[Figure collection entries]
* Start *

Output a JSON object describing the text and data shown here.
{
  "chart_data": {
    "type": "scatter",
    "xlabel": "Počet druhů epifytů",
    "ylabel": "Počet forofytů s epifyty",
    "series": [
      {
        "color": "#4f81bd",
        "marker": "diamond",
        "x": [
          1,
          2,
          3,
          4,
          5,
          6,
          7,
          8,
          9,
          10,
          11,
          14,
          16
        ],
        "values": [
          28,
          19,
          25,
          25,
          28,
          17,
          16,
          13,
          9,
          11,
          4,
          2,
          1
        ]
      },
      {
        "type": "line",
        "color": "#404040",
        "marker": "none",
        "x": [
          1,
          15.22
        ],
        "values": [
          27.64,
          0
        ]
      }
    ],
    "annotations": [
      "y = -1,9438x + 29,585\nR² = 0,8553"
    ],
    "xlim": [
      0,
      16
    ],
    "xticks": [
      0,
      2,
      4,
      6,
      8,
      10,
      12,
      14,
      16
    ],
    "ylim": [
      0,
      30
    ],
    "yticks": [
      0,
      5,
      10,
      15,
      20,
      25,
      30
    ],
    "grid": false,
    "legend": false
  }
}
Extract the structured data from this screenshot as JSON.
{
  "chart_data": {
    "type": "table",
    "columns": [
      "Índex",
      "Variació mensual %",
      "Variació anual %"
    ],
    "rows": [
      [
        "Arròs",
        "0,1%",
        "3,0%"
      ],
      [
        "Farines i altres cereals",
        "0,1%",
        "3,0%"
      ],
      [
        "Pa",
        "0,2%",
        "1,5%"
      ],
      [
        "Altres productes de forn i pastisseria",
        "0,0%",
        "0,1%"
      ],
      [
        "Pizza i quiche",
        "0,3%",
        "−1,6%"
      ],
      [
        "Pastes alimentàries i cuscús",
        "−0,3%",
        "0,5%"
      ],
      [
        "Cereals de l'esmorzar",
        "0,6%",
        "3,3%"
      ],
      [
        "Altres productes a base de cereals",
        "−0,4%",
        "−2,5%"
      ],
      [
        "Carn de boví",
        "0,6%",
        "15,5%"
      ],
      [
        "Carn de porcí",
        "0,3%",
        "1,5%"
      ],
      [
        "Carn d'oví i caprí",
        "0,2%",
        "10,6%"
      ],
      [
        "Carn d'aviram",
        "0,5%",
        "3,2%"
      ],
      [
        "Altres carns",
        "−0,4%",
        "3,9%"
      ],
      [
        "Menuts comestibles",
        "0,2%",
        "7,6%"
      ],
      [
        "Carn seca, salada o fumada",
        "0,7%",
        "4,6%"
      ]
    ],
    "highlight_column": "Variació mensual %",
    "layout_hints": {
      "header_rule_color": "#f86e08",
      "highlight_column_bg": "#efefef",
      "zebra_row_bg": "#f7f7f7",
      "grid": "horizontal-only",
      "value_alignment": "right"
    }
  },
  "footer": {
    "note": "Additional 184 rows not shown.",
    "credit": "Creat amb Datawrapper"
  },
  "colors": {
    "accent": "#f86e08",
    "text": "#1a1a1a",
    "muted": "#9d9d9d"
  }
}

* End *

Pull every line containing the word "rows" out of the material.

    "rows": [
    "note": "Additional 184 rows not shown.",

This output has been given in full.